SET PROBLEM
Find each line with the string "viện" and report it.

RECORDS TO PROCESS
================
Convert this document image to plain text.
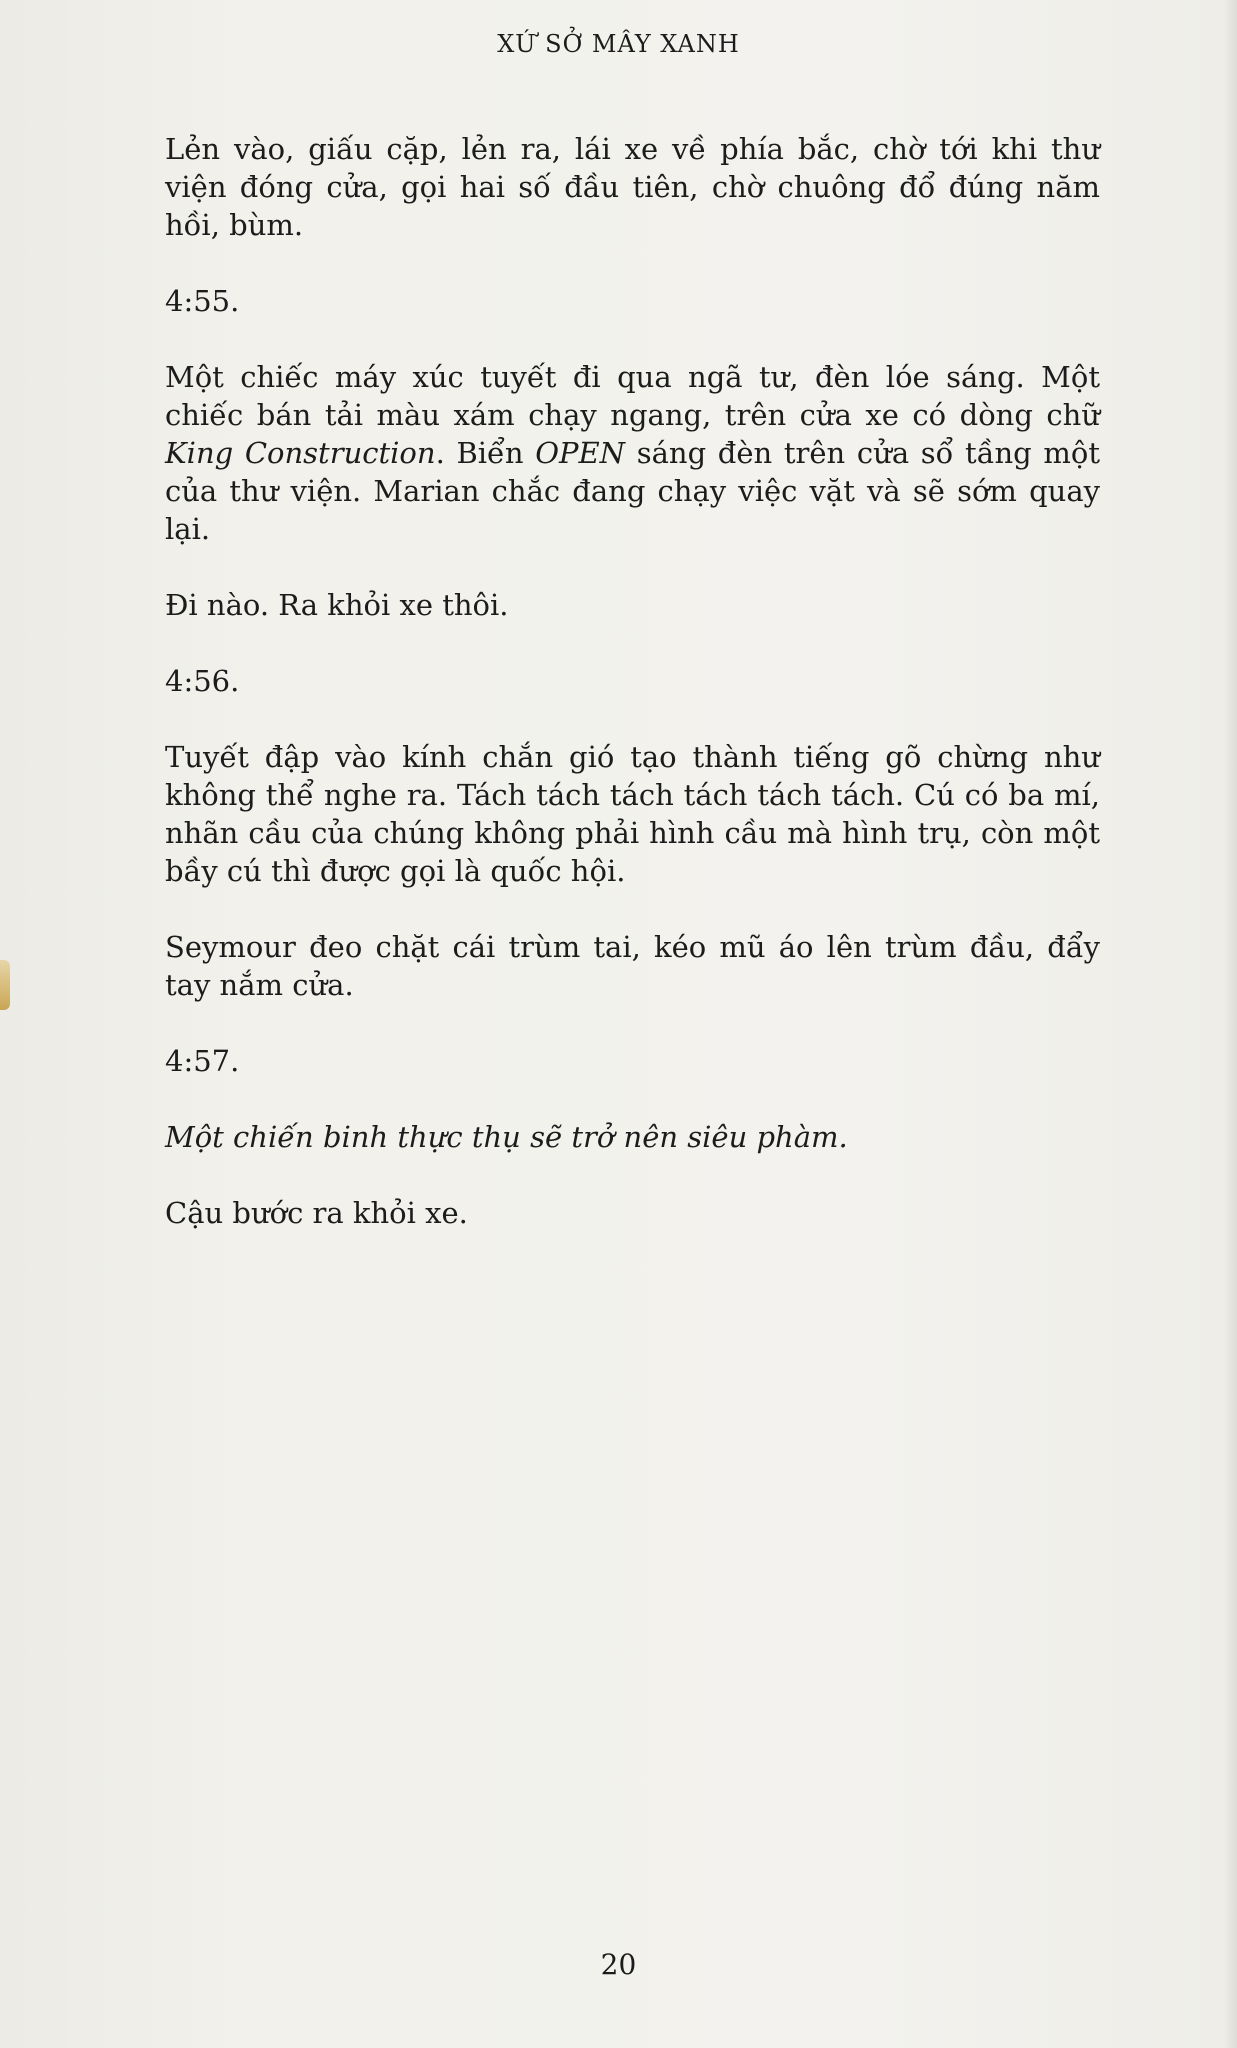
XỨ SỞ MÂY XANH

Lẻn vào, giấu cặp, lẻn ra, lái xe về phía bắc, chờ tới khi thư viện đóng cửa, gọi hai số đầu tiên, chờ chuông đổ đúng năm hồi, bùm.

4:55.

Một chiếc máy xúc tuyết đi qua ngã tư, đèn lóe sáng. Một chiếc bán tải màu xám chạy ngang, trên cửa xe có dòng chữ King Construction. Biển OPEN sáng đèn trên cửa sổ tầng một của thư viện. Marian chắc đang chạy việc vặt và sẽ sớm quay lại.

Đi nào. Ra khỏi xe thôi.

4:56.

Tuyết đập vào kính chắn gió tạo thành tiếng gõ chừng như không thể nghe ra. Tách tách tách tách tách tách. Cú có ba mí, nhãn cầu của chúng không phải hình cầu mà hình trụ, còn một bầy cú thì được gọi là quốc hội.

Seymour đeo chặt cái trùm tai, kéo mũ áo lên trùm đầu, đẩy tay nắm cửa.

4:57.

Một chiến binh thực thụ sẽ trở nên siêu phàm.

Cậu bước ra khỏi xe.

20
================
EXPECTED ANSWER
Lẻn vào, giấu cặp, lẻn ra, lái xe về phía bắc, chờ tới khi thư viện đóng cửa, gọi hai số đầu tiên, chờ chuông đổ đúng năm hồi, bùm.
Một chiếc máy xúc tuyết đi qua ngã tư, đèn lóe sáng. Một chiếc bán tải màu xám chạy ngang, trên cửa xe có dòng chữ King Construction. Biển OPEN sáng đèn trên cửa sổ tầng một của thư viện. Marian chắc đang chạy việc vặt và sẽ sớm quay lại.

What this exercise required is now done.